#### AIM OF THE EXERCISE
Copy out each line containing "завершенности" from the entries below.

Dataset entries:
_____

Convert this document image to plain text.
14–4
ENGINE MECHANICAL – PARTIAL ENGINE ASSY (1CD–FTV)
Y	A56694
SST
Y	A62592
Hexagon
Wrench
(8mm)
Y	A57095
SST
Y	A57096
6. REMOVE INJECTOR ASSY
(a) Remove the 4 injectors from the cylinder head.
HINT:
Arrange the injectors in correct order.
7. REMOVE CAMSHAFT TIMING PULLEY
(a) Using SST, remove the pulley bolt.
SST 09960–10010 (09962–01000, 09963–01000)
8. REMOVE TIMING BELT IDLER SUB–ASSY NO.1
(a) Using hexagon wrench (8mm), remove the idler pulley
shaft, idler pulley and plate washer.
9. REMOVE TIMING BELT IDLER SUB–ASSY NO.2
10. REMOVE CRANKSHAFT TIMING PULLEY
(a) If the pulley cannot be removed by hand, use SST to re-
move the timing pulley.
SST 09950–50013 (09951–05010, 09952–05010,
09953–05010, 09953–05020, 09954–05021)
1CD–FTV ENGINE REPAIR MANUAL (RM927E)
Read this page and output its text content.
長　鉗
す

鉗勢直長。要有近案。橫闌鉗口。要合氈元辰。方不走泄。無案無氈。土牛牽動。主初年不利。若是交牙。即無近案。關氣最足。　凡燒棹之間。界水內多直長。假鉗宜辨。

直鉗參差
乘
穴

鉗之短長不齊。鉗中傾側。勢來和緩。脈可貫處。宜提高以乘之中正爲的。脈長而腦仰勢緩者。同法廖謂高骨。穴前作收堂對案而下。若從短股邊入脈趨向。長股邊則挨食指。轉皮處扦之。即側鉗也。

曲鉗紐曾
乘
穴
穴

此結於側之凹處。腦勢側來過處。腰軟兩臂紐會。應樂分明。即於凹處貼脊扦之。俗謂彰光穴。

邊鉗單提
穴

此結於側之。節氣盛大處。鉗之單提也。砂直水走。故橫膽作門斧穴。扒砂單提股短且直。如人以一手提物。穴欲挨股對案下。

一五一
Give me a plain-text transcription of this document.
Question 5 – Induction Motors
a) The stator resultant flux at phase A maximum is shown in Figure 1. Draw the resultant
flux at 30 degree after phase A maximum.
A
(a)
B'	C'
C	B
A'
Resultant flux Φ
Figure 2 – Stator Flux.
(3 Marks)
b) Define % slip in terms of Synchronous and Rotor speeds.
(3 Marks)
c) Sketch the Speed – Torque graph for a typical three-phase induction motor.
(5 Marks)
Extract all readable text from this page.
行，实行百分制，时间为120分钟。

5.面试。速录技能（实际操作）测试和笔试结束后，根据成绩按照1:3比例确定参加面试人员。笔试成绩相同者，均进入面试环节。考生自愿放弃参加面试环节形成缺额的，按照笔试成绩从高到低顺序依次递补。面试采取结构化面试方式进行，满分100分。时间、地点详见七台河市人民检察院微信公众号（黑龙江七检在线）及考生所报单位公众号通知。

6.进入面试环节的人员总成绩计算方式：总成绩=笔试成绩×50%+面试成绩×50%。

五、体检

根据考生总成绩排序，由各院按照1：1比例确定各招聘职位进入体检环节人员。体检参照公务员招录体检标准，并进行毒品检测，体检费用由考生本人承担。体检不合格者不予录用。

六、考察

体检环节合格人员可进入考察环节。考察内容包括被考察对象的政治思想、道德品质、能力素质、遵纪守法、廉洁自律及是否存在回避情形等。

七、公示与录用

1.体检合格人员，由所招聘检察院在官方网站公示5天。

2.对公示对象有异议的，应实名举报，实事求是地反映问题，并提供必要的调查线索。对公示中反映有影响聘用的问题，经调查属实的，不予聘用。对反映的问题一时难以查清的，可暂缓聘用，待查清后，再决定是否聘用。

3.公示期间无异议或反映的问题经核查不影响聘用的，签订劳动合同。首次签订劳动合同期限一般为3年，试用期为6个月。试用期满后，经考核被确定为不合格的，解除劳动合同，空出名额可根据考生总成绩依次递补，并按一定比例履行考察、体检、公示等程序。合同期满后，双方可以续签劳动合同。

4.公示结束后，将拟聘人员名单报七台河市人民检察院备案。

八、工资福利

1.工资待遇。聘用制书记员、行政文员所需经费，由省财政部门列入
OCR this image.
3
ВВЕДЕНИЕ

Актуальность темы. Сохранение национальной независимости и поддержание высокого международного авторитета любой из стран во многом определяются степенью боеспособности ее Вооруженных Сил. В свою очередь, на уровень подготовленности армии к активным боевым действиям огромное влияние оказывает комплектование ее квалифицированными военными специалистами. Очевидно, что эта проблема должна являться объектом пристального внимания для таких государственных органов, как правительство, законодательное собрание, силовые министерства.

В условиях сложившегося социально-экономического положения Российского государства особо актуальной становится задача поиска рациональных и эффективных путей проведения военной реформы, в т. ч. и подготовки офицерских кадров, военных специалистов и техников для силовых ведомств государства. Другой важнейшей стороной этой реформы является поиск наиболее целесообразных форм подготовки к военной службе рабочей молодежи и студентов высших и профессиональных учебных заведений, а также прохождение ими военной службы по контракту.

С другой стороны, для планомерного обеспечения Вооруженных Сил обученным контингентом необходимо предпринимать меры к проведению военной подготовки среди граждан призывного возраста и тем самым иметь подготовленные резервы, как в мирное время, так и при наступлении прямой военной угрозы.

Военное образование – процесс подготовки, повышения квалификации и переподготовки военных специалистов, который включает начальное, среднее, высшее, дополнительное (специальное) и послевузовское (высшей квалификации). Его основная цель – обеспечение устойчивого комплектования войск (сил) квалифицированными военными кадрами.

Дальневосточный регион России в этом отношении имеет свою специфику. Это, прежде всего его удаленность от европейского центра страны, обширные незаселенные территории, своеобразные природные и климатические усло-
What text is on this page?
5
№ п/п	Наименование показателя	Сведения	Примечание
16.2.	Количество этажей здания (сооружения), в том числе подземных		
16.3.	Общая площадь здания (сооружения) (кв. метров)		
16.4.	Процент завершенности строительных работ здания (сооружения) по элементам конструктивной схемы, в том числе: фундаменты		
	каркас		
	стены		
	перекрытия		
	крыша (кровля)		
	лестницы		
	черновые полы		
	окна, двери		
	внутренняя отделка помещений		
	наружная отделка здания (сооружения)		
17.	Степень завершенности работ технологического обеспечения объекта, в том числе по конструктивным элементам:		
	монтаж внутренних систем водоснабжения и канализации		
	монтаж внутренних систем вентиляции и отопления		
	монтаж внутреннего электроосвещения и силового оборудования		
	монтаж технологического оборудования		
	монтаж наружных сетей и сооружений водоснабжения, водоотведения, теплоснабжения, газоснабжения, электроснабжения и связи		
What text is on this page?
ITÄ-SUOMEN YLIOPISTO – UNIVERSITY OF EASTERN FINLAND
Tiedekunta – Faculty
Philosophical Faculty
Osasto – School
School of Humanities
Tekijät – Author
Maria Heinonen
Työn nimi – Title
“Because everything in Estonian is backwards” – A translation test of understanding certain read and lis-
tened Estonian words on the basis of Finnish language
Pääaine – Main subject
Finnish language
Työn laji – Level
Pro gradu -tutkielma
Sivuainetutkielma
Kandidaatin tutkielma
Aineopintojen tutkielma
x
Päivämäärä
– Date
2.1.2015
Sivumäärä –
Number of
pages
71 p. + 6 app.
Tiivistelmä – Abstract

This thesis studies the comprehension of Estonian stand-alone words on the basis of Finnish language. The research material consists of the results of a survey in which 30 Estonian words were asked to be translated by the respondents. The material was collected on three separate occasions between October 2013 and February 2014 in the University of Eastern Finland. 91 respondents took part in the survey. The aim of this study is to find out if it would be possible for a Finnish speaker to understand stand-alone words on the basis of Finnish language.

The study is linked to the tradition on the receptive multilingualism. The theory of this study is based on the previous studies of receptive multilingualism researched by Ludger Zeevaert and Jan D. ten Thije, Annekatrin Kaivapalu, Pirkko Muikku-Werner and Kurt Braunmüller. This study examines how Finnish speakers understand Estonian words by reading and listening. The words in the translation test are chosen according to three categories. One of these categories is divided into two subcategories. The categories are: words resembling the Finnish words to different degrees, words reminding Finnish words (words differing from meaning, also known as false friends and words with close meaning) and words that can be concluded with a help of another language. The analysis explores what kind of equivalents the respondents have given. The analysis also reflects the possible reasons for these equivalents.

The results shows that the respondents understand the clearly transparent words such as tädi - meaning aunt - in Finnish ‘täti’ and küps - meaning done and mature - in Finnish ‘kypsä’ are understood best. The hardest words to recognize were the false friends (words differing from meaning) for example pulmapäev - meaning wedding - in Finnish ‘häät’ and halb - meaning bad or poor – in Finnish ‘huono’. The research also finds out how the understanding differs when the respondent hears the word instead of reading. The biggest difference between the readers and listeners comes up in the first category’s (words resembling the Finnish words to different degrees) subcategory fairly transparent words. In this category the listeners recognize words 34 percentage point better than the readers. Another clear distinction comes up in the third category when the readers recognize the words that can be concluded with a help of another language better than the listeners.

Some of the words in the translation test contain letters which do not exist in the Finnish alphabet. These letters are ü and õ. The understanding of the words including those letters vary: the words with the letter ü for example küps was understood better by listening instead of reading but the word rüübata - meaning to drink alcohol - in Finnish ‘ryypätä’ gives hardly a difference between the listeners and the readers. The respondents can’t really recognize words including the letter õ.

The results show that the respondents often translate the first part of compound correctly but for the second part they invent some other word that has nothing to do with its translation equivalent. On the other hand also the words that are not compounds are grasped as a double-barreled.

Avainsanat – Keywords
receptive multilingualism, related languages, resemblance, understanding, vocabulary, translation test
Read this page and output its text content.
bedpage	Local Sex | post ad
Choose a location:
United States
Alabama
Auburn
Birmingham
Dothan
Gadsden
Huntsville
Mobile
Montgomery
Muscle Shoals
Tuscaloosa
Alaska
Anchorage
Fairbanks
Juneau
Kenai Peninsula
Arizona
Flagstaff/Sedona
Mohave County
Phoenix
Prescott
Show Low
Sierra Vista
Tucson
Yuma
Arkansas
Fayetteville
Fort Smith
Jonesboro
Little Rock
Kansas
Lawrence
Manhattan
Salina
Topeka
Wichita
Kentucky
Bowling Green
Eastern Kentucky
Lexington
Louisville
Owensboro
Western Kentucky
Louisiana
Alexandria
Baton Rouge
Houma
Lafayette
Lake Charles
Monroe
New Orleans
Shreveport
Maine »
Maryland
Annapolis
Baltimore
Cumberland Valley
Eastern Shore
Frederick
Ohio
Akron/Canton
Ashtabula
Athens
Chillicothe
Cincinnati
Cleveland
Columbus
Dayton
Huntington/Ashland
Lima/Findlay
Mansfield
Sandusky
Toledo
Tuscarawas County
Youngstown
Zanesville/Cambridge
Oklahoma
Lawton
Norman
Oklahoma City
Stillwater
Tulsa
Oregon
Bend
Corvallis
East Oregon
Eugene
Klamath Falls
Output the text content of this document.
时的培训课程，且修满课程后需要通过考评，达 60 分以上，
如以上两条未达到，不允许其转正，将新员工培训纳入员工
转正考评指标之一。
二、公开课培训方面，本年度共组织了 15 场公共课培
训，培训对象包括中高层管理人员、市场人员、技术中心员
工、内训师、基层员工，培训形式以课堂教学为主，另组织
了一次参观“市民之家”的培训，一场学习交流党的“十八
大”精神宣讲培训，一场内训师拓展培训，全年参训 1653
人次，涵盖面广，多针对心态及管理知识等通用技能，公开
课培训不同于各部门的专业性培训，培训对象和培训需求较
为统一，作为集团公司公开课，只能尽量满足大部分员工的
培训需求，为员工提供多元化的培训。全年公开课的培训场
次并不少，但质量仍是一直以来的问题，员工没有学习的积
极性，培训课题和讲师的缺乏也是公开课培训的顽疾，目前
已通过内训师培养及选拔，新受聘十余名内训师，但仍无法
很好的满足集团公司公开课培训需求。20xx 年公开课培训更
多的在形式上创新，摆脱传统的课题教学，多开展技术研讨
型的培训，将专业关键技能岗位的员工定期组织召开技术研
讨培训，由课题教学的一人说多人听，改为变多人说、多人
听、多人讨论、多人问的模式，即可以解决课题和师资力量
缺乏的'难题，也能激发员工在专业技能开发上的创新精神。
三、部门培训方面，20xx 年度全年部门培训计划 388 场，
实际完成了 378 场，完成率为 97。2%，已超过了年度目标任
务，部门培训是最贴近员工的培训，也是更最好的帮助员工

_____

#### WORKED SOLUTION
16.4.	Процент завершенности строительных работ здания (сооружения) по элементам конструктивной схемы, в том числе: фундаменты		
17.	Степень завершенности работ технологического обеспечения объекта, в том числе по конструктивным элементам:		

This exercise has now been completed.